**WHAT THE TASK REQUIRES**
Output the full listing word for word.

-- Start of GIVEN INFORMATION --

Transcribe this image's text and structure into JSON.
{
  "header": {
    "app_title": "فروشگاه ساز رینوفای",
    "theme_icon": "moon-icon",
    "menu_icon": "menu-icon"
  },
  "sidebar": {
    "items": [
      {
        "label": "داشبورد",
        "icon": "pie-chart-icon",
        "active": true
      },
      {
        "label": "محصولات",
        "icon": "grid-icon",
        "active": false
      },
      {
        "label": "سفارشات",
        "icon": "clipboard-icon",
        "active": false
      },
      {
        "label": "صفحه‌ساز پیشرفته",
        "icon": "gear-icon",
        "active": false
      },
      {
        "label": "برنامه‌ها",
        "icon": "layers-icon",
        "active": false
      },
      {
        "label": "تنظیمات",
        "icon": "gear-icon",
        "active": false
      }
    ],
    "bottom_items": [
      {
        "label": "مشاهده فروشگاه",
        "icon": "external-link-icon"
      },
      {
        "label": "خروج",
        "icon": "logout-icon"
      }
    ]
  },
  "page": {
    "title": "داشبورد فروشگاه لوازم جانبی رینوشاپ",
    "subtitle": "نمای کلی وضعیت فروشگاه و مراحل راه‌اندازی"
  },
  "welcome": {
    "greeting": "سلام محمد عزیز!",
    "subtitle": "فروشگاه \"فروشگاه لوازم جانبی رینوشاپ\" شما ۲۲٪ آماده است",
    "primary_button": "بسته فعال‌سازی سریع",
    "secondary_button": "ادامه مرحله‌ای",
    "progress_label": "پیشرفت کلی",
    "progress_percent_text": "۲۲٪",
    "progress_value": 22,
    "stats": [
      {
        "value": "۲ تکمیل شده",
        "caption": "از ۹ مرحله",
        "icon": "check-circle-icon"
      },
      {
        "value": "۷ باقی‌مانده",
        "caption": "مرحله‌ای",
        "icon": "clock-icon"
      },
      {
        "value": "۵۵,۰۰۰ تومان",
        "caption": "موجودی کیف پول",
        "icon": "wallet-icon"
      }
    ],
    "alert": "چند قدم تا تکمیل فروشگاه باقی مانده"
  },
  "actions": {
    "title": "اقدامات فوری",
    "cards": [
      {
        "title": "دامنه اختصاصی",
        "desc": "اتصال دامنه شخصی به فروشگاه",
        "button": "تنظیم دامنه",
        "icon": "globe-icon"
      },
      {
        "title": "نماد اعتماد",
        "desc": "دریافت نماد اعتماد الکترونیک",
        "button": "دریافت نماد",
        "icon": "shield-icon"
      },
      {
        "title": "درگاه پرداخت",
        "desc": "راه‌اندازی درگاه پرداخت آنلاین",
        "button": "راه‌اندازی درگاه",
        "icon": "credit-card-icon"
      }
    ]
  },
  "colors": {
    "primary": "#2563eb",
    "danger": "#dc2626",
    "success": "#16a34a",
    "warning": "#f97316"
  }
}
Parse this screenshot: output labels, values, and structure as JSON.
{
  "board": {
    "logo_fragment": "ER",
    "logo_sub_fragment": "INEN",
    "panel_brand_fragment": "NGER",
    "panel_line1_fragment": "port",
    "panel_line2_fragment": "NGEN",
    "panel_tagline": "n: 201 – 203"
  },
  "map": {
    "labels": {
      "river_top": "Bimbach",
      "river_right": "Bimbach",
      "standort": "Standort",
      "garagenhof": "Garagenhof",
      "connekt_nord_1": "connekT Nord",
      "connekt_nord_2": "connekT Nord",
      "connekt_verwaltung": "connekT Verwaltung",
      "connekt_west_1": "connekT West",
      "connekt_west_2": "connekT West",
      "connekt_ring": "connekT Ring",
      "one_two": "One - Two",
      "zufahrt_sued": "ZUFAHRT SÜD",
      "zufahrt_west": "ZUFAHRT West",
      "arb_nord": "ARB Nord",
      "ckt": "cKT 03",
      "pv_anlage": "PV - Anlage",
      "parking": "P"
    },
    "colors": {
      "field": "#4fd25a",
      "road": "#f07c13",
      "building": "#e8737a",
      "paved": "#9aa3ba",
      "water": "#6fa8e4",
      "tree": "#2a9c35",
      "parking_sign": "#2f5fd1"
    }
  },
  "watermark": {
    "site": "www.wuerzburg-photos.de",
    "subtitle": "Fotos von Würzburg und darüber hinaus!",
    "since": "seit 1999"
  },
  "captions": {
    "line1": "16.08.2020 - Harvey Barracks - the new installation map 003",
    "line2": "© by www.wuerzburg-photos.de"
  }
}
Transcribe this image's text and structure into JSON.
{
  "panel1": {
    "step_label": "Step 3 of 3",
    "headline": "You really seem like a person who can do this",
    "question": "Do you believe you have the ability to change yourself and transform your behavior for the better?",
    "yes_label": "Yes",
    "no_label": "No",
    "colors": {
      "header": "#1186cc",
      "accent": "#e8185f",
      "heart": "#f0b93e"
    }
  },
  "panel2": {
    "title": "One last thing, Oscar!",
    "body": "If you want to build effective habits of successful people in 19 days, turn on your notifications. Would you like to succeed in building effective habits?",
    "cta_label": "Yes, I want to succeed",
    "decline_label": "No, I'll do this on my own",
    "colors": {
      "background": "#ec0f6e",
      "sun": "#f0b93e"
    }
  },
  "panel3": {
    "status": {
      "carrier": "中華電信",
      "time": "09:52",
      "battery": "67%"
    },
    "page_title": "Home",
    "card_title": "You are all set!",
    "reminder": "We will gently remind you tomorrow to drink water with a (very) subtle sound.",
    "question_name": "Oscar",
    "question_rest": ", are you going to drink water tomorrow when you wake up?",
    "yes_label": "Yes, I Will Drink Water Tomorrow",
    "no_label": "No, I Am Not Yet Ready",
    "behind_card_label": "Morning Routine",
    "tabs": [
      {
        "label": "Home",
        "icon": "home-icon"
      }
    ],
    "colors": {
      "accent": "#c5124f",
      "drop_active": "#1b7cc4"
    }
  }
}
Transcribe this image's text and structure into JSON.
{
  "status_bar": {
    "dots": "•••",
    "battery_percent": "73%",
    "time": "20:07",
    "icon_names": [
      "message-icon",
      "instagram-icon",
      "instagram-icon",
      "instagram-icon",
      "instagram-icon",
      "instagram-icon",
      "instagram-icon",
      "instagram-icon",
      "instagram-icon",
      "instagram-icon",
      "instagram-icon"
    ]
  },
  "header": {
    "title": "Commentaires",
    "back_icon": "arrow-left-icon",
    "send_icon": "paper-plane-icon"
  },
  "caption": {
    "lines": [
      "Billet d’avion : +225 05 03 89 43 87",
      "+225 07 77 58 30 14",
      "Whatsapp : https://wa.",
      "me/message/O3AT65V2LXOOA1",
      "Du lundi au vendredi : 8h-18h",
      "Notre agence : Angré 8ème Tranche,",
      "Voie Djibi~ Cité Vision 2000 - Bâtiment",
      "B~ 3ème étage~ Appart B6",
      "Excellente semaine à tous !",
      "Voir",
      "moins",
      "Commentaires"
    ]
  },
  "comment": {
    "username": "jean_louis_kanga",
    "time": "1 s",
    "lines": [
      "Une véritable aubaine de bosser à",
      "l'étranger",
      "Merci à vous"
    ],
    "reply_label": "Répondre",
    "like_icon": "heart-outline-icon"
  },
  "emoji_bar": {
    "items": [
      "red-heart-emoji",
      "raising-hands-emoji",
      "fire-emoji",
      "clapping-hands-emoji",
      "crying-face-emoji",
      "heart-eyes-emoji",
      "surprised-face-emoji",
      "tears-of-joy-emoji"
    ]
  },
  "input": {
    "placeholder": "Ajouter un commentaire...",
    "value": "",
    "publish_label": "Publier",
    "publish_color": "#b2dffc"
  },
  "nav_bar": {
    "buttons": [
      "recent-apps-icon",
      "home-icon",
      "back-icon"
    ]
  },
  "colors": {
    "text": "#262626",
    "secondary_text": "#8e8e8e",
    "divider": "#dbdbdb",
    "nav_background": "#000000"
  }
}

-- End of GIVEN INFORMATION --

**OUTPUT FOR THIS EXERCISE**
Transcribe this image's text and structure into JSON.
{
  "header": {
    "app_title": "فروشگاه ساز رینوفای",
    "theme_icon": "moon-icon",
    "menu_icon": "menu-icon"
  },
  "sidebar": {
    "items": [
      {
        "label": "داشبورد",
        "icon": "pie-chart-icon",
        "active": true
      },
      {
        "label": "محصولات",
        "icon": "grid-icon",
        "active": false
      },
      {
        "label": "سفارشات",
        "icon": "clipboard-icon",
        "active": false
      },
      {
        "label": "صفحه‌ساز پیشرفته",
        "icon": "gear-icon",
        "active": false
      },
      {
        "label": "برنامه‌ها",
        "icon": "layers-icon",
        "active": false
      },
      {
        "label": "تنظیمات",
        "icon": "gear-icon",
        "active": false
      }
    ],
    "bottom_items": [
      {
        "label": "مشاهده فروشگاه",
        "icon": "external-link-icon"
      },
      {
        "label": "خروج",
        "icon": "logout-icon"
      }
    ]
  },
  "page": {
    "title": "داشبورد فروشگاه لوازم جانبی رینوشاپ",
    "subtitle": "نمای کلی وضعیت فروشگاه و مراحل راه‌اندازی"
  },
  "welcome": {
    "greeting": "سلام محمد عزیز!",
    "subtitle": "فروشگاه \"فروشگاه لوازم جانبی رینوشاپ\" شما ۲۲٪ آماده است",
    "primary_button": "بسته فعال‌سازی سریع",
    "secondary_button": "ادامه مرحله‌ای",
    "progress_label": "پیشرفت کلی",
    "progress_percent_text": "۲۲٪",
    "progress_value": 22,
    "stats": [
      {
        "value": "۲ تکمیل شده",
        "caption": "از ۹ مرحله",
        "icon": "check-circle-icon"
      },
      {
        "value": "۷ باقی‌مانده",
        "caption": "مرحله‌ای",
        "icon": "clock-icon"
      },
      {
        "value": "۵۵,۰۰۰ تومان",
        "caption": "موجودی کیف پول",
        "icon": "wallet-icon"
      }
    ],
    "alert": "چند قدم تا تکمیل فروشگاه باقی مانده"
  },
  "actions": {
    "title": "اقدامات فوری",
    "cards": [
      {
        "title": "دامنه اختصاصی",
        "desc": "اتصال دامنه شخصی به فروشگاه",
        "button": "تنظیم دامنه",
        "icon": "globe-icon"
      },
      {
        "title": "نماد اعتماد",
        "desc": "دریافت نماد اعتماد الکترونیک",
        "button": "دریافت نماد",
        "icon": "shield-icon"
      },
      {
        "title": "درگاه پرداخت",
        "desc": "راه‌اندازی درگاه پرداخت آنلاین",
        "button": "راه‌اندازی درگاه",
        "icon": "credit-card-icon"
      }
    ]
  },
  "colors": {
    "primary": "#2563eb",
    "danger": "#dc2626",
    "success": "#16a34a",
    "warning": "#f97316"
  }
}
Parse this screenshot: output labels, values, and structure as JSON.
{
  "board": {
    "logo_fragment": "ER",
    "logo_sub_fragment": "INEN",
    "panel_brand_fragment": "NGER",
    "panel_line1_fragment": "port",
    "panel_line2_fragment": "NGEN",
    "panel_tagline": "n: 201 – 203"
  },
  "map": {
    "labels": {
      "river_top": "Bimbach",
      "river_right": "Bimbach",
      "standort": "Standort",
      "garagenhof": "Garagenhof",
      "connekt_nord_1": "connekT Nord",
      "connekt_nord_2": "connekT Nord",
      "connekt_verwaltung": "connekT Verwaltung",
      "connekt_west_1": "connekT West",
      "connekt_west_2": "connekT West",
      "connekt_ring": "connekT Ring",
      "one_two": "One - Two",
      "zufahrt_sued": "ZUFAHRT SÜD",
      "zufahrt_west": "ZUFAHRT West",
      "arb_nord": "ARB Nord",
      "ckt": "cKT 03",
      "pv_anlage": "PV - Anlage",
      "parking": "P"
    },
    "colors": {
      "field": "#4fd25a",
      "road": "#f07c13",
      "building": "#e8737a",
      "paved": "#9aa3ba",
      "water": "#6fa8e4",
      "tree": "#2a9c35",
      "parking_sign": "#2f5fd1"
    }
  },
  "watermark": {
    "site": "www.wuerzburg-photos.de",
    "subtitle": "Fotos von Würzburg und darüber hinaus!",
    "since": "seit 1999"
  },
  "captions": {
    "line1": "16.08.2020 - Harvey Barracks - the new installation map 003",
    "line2": "© by www.wuerzburg-photos.de"
  }
}
Transcribe this image's text and structure into JSON.
{
  "panel1": {
    "step_label": "Step 3 of 3",
    "headline": "You really seem like a person who can do this",
    "question": "Do you believe you have the ability to change yourself and transform your behavior for the better?",
    "yes_label": "Yes",
    "no_label": "No",
    "colors": {
      "header": "#1186cc",
      "accent": "#e8185f",
      "heart": "#f0b93e"
    }
  },
  "panel2": {
    "title": "One last thing, Oscar!",
    "body": "If you want to build effective habits of successful people in 19 days, turn on your notifications. Would you like to succeed in building effective habits?",
    "cta_label": "Yes, I want to succeed",
    "decline_label": "No, I'll do this on my own",
    "colors": {
      "background": "#ec0f6e",
      "sun": "#f0b93e"
    }
  },
  "panel3": {
    "status": {
      "carrier": "中華電信",
      "time": "09:52",
      "battery": "67%"
    },
    "page_title": "Home",
    "card_title": "You are all set!",
    "reminder": "We will gently remind you tomorrow to drink water with a (very) subtle sound.",
    "question_name": "Oscar",
    "question_rest": ", are you going to drink water tomorrow when you wake up?",
    "yes_label": "Yes, I Will Drink Water Tomorrow",
    "no_label": "No, I Am Not Yet Ready",
    "behind_card_label": "Morning Routine",
    "tabs": [
      {
        "label": "Home",
        "icon": "home-icon"
      }
    ],
    "colors": {
      "accent": "#c5124f",
      "drop_active": "#1b7cc4"
    }
  }
}
Transcribe this image's text and structure into JSON.
{
  "status_bar": {
    "dots": "•••",
    "battery_percent": "73%",
    "time": "20:07",
    "icon_names": [
      "message-icon",
      "instagram-icon",
      "instagram-icon",
      "instagram-icon",
      "instagram-icon",
      "instagram-icon",
      "instagram-icon",
      "instagram-icon",
      "instagram-icon",
      "instagram-icon",
      "instagram-icon"
    ]
  },
  "header": {
    "title": "Commentaires",
    "back_icon": "arrow-left-icon",
    "send_icon": "paper-plane-icon"
  },
  "caption": {
    "lines": [
      "Billet d’avion : +225 05 03 89 43 87",
      "+225 07 77 58 30 14",
      "Whatsapp : https://wa.",
      "me/message/O3AT65V2LXOOA1",
      "Du lundi au vendredi : 8h-18h",
      "Notre agence : Angré 8ème Tranche,",
      "Voie Djibi~ Cité Vision 2000 - Bâtiment",
      "B~ 3ème étage~ Appart B6",
      "Excellente semaine à tous !",
      "Voir",
      "moins",
      "Commentaires"
    ]
  },
  "comment": {
    "username": "jean_louis_kanga",
    "time": "1 s",
    "lines": [
      "Une véritable aubaine de bosser à",
      "l'étranger",
      "Merci à vous"
    ],
    "reply_label": "Répondre",
    "like_icon": "heart-outline-icon"
  },
  "emoji_bar": {
    "items": [
      "red-heart-emoji",
      "raising-hands-emoji",
      "fire-emoji",
      "clapping-hands-emoji",
      "crying-face-emoji",
      "heart-eyes-emoji",
      "surprised-face-emoji",
      "tears-of-joy-emoji"
    ]
  },
  "input": {
    "placeholder": "Ajouter un commentaire...",
    "value": "",
    "publish_label": "Publier",
    "publish_color": "#b2dffc"
  },
  "nav_bar": {
    "buttons": [
      "recent-apps-icon",
      "home-icon",
      "back-icon"
    ]
  },
  "colors": {
    "text": "#262626",
    "secondary_text": "#8e8e8e",
    "divider": "#dbdbdb",
    "nav_background": "#000000"
  }
}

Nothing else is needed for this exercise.